__DATA PROVIDED__
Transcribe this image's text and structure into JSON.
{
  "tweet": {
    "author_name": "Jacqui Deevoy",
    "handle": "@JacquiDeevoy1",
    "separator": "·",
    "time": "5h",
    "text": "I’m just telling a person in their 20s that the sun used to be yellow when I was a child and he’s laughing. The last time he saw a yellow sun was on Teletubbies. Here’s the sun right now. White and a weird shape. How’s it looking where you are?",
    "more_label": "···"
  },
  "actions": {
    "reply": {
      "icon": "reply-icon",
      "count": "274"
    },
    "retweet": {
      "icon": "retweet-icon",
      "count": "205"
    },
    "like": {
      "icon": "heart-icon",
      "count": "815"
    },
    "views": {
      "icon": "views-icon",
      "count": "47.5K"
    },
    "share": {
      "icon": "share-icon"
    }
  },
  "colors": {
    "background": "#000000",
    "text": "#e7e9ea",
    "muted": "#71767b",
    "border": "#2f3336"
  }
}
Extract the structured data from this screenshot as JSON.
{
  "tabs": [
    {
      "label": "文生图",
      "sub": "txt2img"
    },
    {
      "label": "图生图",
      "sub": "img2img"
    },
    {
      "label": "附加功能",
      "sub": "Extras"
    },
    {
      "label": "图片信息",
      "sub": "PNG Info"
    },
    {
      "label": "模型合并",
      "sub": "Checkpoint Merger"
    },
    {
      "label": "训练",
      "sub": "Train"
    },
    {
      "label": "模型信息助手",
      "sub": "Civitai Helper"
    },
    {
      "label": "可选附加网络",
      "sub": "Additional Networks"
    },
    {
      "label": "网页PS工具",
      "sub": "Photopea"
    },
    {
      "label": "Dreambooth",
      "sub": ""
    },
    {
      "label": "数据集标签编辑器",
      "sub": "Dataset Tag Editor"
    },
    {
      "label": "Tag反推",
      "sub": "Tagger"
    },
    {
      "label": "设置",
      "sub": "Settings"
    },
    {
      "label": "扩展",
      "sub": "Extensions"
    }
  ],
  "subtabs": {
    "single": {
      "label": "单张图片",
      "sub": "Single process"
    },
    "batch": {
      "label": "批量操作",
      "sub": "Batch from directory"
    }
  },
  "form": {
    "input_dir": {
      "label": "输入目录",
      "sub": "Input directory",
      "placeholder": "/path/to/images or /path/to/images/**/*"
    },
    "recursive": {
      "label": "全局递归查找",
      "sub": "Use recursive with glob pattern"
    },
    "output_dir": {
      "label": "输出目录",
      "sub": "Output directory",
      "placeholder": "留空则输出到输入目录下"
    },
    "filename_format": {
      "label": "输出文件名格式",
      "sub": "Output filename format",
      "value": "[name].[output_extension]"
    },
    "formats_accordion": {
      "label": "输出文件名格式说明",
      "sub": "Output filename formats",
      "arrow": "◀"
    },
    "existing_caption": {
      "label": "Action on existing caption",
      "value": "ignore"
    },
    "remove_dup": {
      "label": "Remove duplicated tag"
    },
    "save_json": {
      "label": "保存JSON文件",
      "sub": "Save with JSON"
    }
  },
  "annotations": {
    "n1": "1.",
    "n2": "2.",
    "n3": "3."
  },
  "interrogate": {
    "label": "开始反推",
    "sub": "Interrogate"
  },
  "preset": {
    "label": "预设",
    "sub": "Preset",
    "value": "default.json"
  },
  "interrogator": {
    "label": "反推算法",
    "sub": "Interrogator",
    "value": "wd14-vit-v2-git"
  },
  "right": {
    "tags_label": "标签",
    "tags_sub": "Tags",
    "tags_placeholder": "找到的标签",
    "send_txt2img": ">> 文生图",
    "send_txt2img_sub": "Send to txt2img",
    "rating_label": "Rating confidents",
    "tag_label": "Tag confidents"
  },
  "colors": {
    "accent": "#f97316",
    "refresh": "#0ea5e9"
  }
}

__WHAT TO WORK ON__
Copy each line of the data exactly, leaving nothing out.

__SOLUTION FOR THIS TASK__
Transcribe this image's text and structure into JSON.
{
  "tweet": {
    "author_name": "Jacqui Deevoy",
    "handle": "@JacquiDeevoy1",
    "separator": "·",
    "time": "5h",
    "text": "I’m just telling a person in their 20s that the sun used to be yellow when I was a child and he’s laughing. The last time he saw a yellow sun was on Teletubbies. Here’s the sun right now. White and a weird shape. How’s it looking where you are?",
    "more_label": "···"
  },
  "actions": {
    "reply": {
      "icon": "reply-icon",
      "count": "274"
    },
    "retweet": {
      "icon": "retweet-icon",
      "count": "205"
    },
    "like": {
      "icon": "heart-icon",
      "count": "815"
    },
    "views": {
      "icon": "views-icon",
      "count": "47.5K"
    },
    "share": {
      "icon": "share-icon"
    }
  },
  "colors": {
    "background": "#000000",
    "text": "#e7e9ea",
    "muted": "#71767b",
    "border": "#2f3336"
  }
}
Extract the structured data from this screenshot as JSON.
{
  "tabs": [
    {
      "label": "文生图",
      "sub": "txt2img"
    },
    {
      "label": "图生图",
      "sub": "img2img"
    },
    {
      "label": "附加功能",
      "sub": "Extras"
    },
    {
      "label": "图片信息",
      "sub": "PNG Info"
    },
    {
      "label": "模型合并",
      "sub": "Checkpoint Merger"
    },
    {
      "label": "训练",
      "sub": "Train"
    },
    {
      "label": "模型信息助手",
      "sub": "Civitai Helper"
    },
    {
      "label": "可选附加网络",
      "sub": "Additional Networks"
    },
    {
      "label": "网页PS工具",
      "sub": "Photopea"
    },
    {
      "label": "Dreambooth",
      "sub": ""
    },
    {
      "label": "数据集标签编辑器",
      "sub": "Dataset Tag Editor"
    },
    {
      "label": "Tag反推",
      "sub": "Tagger"
    },
    {
      "label": "设置",
      "sub": "Settings"
    },
    {
      "label": "扩展",
      "sub": "Extensions"
    }
  ],
  "subtabs": {
    "single": {
      "label": "单张图片",
      "sub": "Single process"
    },
    "batch": {
      "label": "批量操作",
      "sub": "Batch from directory"
    }
  },
  "form": {
    "input_dir": {
      "label": "输入目录",
      "sub": "Input directory",
      "placeholder": "/path/to/images or /path/to/images/**/*"
    },
    "recursive": {
      "label": "全局递归查找",
      "sub": "Use recursive with glob pattern"
    },
    "output_dir": {
      "label": "输出目录",
      "sub": "Output directory",
      "placeholder": "留空则输出到输入目录下"
    },
    "filename_format": {
      "label": "输出文件名格式",
      "sub": "Output filename format",
      "value": "[name].[output_extension]"
    },
    "formats_accordion": {
      "label": "输出文件名格式说明",
      "sub": "Output filename formats",
      "arrow": "◀"
    },
    "existing_caption": {
      "label": "Action on existing caption",
      "value": "ignore"
    },
    "remove_dup": {
      "label": "Remove duplicated tag"
    },
    "save_json": {
      "label": "保存JSON文件",
      "sub": "Save with JSON"
    }
  },
  "annotations": {
    "n1": "1.",
    "n2": "2.",
    "n3": "3."
  },
  "interrogate": {
    "label": "开始反推",
    "sub": "Interrogate"
  },
  "preset": {
    "label": "预设",
    "sub": "Preset",
    "value": "default.json"
  },
  "interrogator": {
    "label": "反推算法",
    "sub": "Interrogator",
    "value": "wd14-vit-v2-git"
  },
  "right": {
    "tags_label": "标签",
    "tags_sub": "Tags",
    "tags_placeholder": "找到的标签",
    "send_txt2img": ">> 文生图",
    "send_txt2img_sub": "Send to txt2img",
    "rating_label": "Rating confidents",
    "tag_label": "Tag confidents"
  },
  "colors": {
    "accent": "#f97316",
    "refresh": "#0ea5e9"
  }
}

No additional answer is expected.